■ **Listing**:
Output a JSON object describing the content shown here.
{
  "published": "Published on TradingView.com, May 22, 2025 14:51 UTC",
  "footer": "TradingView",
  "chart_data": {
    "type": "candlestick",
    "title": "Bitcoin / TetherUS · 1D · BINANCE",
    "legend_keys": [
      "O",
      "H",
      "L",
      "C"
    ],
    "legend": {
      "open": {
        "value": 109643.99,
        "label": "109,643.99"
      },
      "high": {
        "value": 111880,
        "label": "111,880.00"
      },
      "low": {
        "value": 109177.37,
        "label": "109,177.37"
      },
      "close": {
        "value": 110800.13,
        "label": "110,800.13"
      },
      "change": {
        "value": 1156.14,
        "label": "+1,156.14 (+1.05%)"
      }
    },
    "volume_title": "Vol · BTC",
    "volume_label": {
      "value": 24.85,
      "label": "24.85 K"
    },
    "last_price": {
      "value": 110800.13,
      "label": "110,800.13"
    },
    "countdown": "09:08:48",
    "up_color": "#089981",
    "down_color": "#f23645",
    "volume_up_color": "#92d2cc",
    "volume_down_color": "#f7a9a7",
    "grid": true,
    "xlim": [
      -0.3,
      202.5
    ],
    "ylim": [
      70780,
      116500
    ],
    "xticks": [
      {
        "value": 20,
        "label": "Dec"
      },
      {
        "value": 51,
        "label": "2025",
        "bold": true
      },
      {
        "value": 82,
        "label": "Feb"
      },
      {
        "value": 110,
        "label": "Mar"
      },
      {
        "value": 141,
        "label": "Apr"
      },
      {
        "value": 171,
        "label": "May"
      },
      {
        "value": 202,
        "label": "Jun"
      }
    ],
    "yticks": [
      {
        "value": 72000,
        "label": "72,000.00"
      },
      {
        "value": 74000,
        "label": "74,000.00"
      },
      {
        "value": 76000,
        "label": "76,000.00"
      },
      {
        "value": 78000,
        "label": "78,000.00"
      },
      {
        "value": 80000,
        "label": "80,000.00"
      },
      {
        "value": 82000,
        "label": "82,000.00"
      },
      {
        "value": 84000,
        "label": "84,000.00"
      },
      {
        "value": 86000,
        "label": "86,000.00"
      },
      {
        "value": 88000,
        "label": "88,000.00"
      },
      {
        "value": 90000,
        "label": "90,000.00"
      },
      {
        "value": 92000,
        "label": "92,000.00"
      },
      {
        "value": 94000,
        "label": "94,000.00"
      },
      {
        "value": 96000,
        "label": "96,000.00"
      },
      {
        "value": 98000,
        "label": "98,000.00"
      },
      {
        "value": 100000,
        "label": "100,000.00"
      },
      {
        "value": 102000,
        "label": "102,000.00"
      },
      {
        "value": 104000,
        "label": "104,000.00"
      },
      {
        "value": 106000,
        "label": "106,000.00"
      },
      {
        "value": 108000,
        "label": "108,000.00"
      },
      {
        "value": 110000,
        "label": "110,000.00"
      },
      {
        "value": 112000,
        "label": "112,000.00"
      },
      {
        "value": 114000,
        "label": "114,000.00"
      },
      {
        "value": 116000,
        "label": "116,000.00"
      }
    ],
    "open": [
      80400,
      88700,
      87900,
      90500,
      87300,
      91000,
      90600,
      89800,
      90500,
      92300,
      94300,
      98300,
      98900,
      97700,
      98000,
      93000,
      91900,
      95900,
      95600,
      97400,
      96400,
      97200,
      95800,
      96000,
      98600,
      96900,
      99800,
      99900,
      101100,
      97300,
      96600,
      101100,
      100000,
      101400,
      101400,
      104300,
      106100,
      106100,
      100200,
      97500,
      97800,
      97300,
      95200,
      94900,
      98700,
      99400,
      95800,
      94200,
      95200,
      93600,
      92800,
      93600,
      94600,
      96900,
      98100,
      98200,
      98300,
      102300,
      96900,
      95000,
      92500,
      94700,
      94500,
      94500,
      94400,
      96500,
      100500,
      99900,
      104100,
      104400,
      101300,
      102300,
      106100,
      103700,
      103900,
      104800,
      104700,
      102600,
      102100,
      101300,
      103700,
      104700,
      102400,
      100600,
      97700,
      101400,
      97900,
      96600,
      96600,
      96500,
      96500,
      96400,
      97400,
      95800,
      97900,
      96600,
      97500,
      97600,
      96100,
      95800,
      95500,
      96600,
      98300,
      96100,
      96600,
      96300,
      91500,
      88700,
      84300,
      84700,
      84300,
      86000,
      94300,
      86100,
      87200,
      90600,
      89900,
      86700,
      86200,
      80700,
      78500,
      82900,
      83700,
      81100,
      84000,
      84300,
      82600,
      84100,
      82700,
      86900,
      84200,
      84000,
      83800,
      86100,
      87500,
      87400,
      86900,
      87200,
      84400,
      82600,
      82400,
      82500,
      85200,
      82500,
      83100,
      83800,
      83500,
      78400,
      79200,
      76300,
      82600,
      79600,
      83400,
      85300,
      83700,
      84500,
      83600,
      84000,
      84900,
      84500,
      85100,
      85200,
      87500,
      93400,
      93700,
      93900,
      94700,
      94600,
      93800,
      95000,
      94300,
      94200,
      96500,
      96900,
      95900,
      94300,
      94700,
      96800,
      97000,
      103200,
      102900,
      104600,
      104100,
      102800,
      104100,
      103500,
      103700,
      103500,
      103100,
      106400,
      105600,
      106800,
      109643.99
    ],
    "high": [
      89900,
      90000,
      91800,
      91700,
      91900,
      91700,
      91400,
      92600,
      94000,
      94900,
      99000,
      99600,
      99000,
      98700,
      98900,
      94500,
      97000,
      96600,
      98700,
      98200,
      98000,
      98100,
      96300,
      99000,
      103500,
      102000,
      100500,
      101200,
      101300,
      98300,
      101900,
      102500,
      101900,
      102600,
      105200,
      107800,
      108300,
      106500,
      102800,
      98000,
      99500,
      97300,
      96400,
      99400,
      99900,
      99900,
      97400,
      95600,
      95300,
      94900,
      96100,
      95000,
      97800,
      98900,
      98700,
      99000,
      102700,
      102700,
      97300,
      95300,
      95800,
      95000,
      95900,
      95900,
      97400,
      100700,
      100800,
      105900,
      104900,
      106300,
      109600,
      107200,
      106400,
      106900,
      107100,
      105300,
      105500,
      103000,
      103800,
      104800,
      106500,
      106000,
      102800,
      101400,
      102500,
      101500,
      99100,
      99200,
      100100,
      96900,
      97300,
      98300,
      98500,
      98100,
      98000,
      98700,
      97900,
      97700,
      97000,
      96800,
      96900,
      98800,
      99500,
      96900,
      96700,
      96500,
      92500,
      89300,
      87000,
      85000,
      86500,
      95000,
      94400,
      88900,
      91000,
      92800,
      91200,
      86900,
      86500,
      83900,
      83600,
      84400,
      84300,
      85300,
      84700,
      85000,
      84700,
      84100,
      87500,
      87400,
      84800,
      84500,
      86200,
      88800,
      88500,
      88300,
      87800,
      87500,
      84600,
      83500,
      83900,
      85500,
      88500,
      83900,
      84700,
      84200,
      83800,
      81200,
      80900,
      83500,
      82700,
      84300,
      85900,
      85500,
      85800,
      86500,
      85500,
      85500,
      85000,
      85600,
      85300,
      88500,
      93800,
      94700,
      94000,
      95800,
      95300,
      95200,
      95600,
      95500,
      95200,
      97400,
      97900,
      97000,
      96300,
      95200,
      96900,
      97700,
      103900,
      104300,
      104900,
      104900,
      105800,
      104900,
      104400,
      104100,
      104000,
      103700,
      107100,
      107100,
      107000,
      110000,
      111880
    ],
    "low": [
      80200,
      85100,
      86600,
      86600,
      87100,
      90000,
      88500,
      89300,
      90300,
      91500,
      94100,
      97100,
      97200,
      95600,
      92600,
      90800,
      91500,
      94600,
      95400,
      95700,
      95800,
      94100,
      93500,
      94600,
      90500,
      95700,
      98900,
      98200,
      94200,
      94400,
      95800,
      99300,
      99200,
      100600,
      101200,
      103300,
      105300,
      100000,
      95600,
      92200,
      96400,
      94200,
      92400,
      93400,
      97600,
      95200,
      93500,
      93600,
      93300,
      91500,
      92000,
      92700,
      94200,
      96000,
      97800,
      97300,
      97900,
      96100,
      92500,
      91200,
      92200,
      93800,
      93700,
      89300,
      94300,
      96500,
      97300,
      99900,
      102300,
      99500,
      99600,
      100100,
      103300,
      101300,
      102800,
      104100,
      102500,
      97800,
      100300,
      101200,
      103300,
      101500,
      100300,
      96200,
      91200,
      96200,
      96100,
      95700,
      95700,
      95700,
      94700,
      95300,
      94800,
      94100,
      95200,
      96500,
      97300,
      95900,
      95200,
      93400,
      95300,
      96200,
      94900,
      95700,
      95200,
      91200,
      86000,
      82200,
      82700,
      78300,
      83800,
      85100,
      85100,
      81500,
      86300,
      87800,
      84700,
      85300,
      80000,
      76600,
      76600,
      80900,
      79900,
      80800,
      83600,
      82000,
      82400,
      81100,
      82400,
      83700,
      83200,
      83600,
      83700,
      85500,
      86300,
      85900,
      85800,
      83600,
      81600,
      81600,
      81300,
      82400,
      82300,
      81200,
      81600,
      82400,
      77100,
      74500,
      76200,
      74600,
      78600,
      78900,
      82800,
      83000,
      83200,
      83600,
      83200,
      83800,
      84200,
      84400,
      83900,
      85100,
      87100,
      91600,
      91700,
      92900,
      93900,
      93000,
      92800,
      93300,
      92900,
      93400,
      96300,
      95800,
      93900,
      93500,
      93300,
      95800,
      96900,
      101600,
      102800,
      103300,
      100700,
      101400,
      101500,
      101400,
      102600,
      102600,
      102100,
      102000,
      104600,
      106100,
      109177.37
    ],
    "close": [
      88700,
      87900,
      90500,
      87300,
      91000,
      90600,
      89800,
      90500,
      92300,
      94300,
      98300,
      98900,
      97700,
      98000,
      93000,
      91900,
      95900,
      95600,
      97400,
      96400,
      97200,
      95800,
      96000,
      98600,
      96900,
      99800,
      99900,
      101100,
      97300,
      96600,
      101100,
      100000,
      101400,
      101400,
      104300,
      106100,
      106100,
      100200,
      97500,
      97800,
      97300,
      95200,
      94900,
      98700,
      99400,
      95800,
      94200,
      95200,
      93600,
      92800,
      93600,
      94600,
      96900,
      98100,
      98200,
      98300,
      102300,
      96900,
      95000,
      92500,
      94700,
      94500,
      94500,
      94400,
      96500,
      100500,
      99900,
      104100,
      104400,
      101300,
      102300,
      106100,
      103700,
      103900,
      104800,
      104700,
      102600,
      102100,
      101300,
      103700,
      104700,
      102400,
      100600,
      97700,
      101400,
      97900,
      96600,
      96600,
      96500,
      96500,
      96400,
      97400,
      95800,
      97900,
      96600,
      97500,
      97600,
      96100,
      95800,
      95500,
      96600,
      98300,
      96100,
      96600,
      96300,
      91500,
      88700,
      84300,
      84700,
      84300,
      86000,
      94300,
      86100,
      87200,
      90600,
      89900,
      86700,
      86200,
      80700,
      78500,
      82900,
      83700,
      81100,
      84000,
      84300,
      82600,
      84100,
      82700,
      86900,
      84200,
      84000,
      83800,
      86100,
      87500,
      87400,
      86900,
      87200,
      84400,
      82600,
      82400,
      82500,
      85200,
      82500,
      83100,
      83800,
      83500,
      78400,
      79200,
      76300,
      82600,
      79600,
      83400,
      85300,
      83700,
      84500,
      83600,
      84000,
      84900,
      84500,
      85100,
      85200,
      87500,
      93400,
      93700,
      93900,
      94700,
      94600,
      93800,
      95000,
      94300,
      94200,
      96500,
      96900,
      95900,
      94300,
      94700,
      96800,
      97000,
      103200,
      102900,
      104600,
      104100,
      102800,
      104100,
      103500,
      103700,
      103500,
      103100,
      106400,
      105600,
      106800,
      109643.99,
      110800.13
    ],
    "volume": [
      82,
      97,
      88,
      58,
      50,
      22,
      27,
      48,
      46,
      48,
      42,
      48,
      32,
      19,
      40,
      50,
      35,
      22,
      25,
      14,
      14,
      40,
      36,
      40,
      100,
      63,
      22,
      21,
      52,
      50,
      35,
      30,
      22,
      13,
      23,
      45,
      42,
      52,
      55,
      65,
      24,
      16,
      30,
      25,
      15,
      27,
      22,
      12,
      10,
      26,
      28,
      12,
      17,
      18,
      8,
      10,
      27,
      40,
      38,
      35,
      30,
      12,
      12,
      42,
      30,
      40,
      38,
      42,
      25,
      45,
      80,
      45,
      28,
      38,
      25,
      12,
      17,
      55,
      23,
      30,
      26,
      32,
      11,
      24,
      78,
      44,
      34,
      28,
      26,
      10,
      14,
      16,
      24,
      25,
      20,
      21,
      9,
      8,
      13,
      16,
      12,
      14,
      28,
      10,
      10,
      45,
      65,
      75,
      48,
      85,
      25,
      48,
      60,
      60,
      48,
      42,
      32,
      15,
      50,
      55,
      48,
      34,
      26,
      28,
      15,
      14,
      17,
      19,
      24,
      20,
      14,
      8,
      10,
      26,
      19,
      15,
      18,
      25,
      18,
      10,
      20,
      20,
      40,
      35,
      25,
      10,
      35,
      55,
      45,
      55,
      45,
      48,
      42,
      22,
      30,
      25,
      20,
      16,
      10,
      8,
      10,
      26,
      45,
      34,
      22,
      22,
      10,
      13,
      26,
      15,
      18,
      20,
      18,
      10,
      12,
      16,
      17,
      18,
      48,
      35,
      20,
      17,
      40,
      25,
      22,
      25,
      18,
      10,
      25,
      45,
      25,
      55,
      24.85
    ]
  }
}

■ **Task prompt**:
Of the lines in this material, state how many hold the string "TradingView". Write no other words.

■ **Expected answer**:
2